◆ **Exercise description**: Of all the lines in the records below, how many hold the word "mascot"? Give the number alone.
--- START Records for this task ---
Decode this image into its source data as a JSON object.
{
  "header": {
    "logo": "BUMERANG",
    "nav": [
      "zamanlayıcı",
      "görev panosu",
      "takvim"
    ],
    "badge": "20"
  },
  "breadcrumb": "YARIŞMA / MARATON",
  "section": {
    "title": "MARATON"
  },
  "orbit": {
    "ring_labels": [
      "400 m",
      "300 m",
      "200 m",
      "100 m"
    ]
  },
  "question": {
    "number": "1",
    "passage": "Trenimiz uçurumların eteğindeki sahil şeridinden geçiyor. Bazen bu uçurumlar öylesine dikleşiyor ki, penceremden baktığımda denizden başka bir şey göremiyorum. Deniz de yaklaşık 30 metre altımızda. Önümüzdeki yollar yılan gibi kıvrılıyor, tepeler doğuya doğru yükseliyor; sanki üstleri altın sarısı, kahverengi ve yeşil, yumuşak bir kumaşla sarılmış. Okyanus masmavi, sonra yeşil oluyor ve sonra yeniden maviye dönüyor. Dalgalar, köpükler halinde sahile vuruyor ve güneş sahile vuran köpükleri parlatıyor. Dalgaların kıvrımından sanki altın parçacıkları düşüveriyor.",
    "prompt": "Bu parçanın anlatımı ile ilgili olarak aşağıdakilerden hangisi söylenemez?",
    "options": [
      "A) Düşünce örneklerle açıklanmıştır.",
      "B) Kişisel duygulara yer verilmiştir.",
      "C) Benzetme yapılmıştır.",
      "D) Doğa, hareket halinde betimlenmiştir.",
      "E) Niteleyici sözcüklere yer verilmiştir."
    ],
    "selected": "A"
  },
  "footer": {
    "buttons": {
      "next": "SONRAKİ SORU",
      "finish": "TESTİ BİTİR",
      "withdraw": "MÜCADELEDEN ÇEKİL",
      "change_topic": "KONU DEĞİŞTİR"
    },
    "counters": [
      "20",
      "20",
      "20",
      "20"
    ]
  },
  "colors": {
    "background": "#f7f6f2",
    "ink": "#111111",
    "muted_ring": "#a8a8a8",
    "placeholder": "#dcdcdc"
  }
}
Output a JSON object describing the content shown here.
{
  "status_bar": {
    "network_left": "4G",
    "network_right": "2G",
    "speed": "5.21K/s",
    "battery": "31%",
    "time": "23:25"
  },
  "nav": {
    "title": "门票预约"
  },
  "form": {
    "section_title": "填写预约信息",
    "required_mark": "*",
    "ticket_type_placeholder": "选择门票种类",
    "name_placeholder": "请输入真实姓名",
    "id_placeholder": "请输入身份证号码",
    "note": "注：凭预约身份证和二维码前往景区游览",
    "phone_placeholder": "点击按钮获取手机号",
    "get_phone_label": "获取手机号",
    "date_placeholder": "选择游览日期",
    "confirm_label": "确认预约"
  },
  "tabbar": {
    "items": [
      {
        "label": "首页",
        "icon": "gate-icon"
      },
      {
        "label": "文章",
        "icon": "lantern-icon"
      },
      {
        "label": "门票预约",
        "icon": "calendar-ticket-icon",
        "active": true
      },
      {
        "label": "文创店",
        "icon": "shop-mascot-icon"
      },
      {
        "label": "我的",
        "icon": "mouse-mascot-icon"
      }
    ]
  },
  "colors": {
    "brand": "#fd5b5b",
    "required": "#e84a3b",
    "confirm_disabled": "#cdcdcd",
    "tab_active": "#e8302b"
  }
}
--- END Records for this task ---
--- START Records for this task ---
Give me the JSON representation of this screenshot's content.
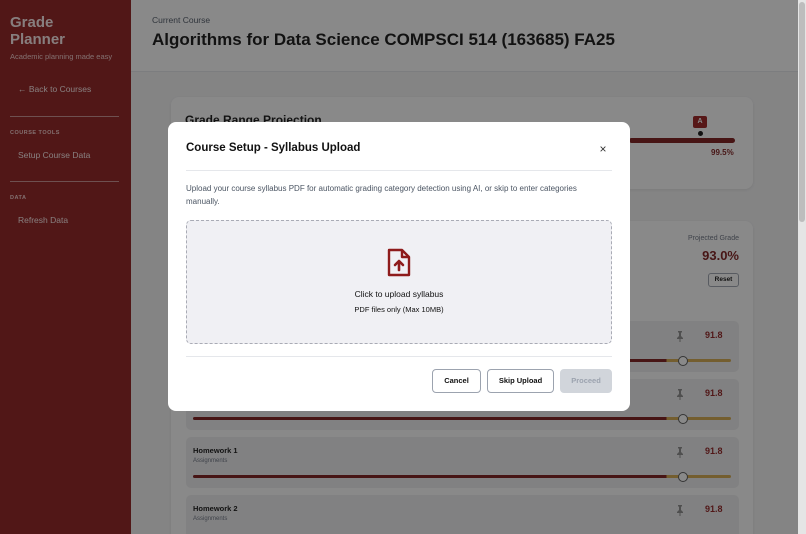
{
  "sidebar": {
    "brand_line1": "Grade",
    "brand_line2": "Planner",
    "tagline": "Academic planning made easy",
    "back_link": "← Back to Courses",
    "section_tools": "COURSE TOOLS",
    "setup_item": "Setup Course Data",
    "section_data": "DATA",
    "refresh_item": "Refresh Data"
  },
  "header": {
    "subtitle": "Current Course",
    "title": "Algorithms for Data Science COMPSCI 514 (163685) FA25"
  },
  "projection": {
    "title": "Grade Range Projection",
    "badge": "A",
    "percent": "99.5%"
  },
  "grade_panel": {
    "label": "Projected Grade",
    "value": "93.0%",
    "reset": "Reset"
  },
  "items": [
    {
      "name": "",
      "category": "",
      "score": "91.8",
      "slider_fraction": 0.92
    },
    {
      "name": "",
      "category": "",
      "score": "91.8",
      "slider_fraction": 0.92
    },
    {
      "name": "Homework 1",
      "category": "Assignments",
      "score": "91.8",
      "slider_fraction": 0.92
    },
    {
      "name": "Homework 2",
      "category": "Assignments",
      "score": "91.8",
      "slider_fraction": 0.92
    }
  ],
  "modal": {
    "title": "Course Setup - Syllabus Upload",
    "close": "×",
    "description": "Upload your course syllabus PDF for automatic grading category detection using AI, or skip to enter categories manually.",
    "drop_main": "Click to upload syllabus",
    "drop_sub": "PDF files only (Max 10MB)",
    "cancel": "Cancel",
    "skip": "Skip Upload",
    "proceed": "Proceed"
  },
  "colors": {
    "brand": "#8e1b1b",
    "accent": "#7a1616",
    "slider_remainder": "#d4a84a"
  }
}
--- END Records for this task ---
◆ **Complete response**: 2